DOCUMENT SEGMENT:
****

For Figure 1, I suggest you replace these figures with ones without shading. You could use “set scheme s1color” or “set scheme s1mono” to change the graph scheme to one without the background, set the graph elements individually, or use the graph editor to achieve this. I also suggest a space before the opening parenthesis on the three y-axes. You could also consider having the three graphs in a single column (option “col(1)” if you are using “graph combine”), to avoid the “hole” at the bottom right, but these points about shading and panel arrangement are clearly just a matter of taste.

·

Basic reporting

The reporting is clear and the edits/additions the authors have made have improved the clarity and thoroughness of this reporting.

Experimental design

I appreciate the added statistical testing the authors conducted.

Validity of the findings

The authors provide a useful conclusion that also points to some new areas for future research.

Additional comments

A very minor point of clarification: lines 95-96 say that NIH requires a data management and sharing plan. That is not the case at the moment – is has not yet been determined when that policy will go into effect.

Reviewer 4 ·

Basic reporting

The authors have done an excellent job incorporating the feedback from reviewers, which has greatly improved the clarity and communication of the impact of this research. After reading through the revised manuscript, I have just one point where additional clarification is needed:

Lines 94-96 – the National Institutes of Health (NIH) currently does not require data management and sharing plans broadly. The citation referenced in the manuscript is to a draft of a potential policy that the NIH may adopt. My suggestion is to reword that sentence to read something like, “For example, the National Institutes of Health indicates they may expand upon existing data sharing requirements and require data management and sharing plans more broadly moving forward (National Institutes of Health, 2019).”

Here is a link to the existing NIH data sharing requirements for context: https://grants.nih.gov/policy/sharing.htm

Experimental design

Authors addressed all comments made on the original manuscript, which has resulted in better description of the research design and process. I have no further comments.

Validity of the findings

Again, the authors sufficiently clarified the findings of this research by providing additional explanation or adding citations. Thank you as well to the authors for uploading their raw data and Stata code to Figshare. A suggestion I would make is to consider adding documentation to these files to help contextualize the process of analysis and better assist potential future users of the data.

****

DATA EXTRACT:
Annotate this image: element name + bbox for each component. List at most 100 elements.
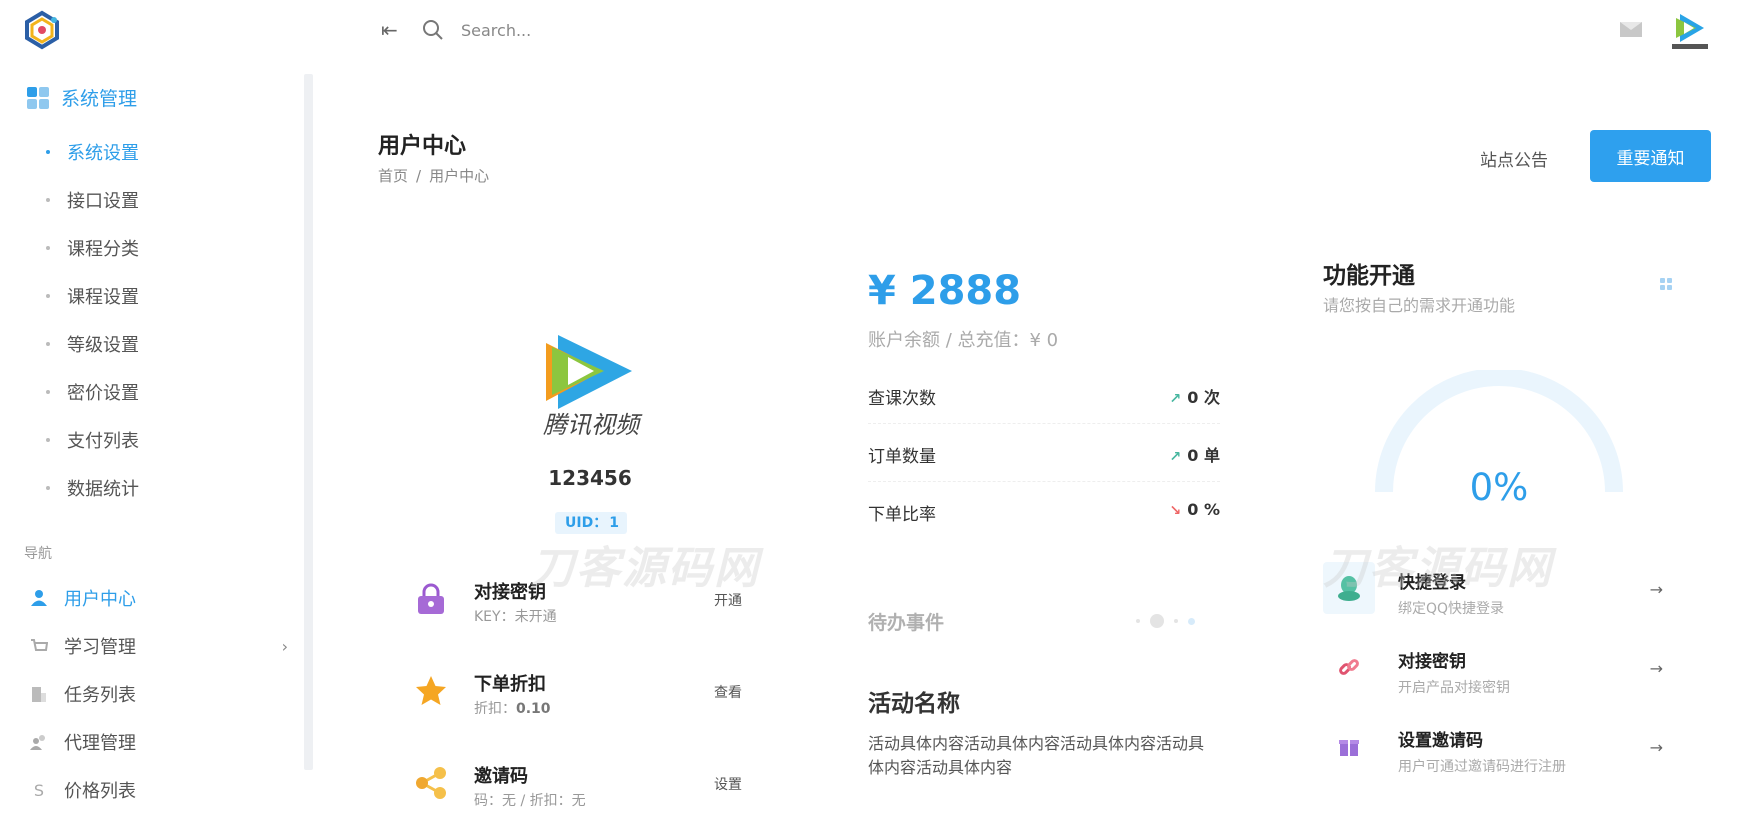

****

CHALLENGE 1:
Print the part of the reviewer comments that opens with the words containing "The reporting is" and closes with "go into effect.".
CHALLENGE 2:
List every distinct section heading that appears in the reviewer comments, counting a repeated heading once.
Use only the reviewer comments; the material plays no part here.

WRITTEN SOLUTION 1:
The reporting is clear and the edits/additions the authors have made have improved the clarity and thoroughness of this reporting.

Experimental design

I appreciate the added statistical testing the authors conducted.

Validity of the findings

The authors provide a useful conclusion that also points to some new areas for future research.

Additional comments

A very minor point of clarification: lines 95-96 say that NIH requires a data management and sharing plan. That is not the case at the moment – is has not yet been determined when that policy will go into effect.

WRITTEN SOLUTION 2:
- Basic reporting
- Experimental design
- Validity of the findings
- Additional comments